** start of PROVIDED RECORDS **

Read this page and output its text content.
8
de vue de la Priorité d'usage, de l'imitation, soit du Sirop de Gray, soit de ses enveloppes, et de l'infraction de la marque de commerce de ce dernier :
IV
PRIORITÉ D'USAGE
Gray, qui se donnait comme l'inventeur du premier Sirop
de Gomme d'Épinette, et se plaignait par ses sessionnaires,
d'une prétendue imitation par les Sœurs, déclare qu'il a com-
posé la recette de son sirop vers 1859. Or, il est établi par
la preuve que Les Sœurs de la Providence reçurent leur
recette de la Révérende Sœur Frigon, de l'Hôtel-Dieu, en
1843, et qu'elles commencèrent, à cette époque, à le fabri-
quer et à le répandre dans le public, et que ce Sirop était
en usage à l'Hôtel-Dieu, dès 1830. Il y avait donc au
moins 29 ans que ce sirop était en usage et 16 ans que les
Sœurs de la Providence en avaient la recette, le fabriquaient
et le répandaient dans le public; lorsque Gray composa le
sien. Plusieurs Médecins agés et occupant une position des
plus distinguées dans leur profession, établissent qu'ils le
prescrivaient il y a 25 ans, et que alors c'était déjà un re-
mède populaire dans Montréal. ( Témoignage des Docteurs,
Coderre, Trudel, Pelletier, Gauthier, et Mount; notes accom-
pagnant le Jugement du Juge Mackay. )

** end of PROVIDED RECORDS **

> WHAT YOU NEED TO DO:
Output each record exactly, leaving nothing out.

> WRITTEN RESPONSE:
Read this page and output its text content.
8
de vue de la Priorité d'usage, de l'imitation, soit du Sirop de Gray, soit de ses enveloppes, et de l'infraction de la marque de commerce de ce dernier :
IV
PRIORITÉ D'USAGE
Gray, qui se donnait comme l'inventeur du premier Sirop
de Gomme d'Épinette, et se plaignait par ses sessionnaires,
d'une prétendue imitation par les Sœurs, déclare qu'il a com-
posé la recette de son sirop vers 1859. Or, il est établi par
la preuve que Les Sœurs de la Providence reçurent leur
recette de la Révérende Sœur Frigon, de l'Hôtel-Dieu, en
1843, et qu'elles commencèrent, à cette époque, à le fabri-
quer et à le répandre dans le public, et que ce Sirop était
en usage à l'Hôtel-Dieu, dès 1830. Il y avait donc au
moins 29 ans que ce sirop était en usage et 16 ans que les
Sœurs de la Providence en avaient la recette, le fabriquaient
et le répandaient dans le public; lorsque Gray composa le
sien. Plusieurs Médecins agés et occupant une position des
plus distinguées dans leur profession, établissent qu'ils le
prescrivaient il y a 25 ans, et que alors c'était déjà un re-
mède populaire dans Montréal. ( Témoignage des Docteurs,
Coderre, Trudel, Pelletier, Gauthier, et Mount; notes accom-
pagnant le Jugement du Juge Mackay. )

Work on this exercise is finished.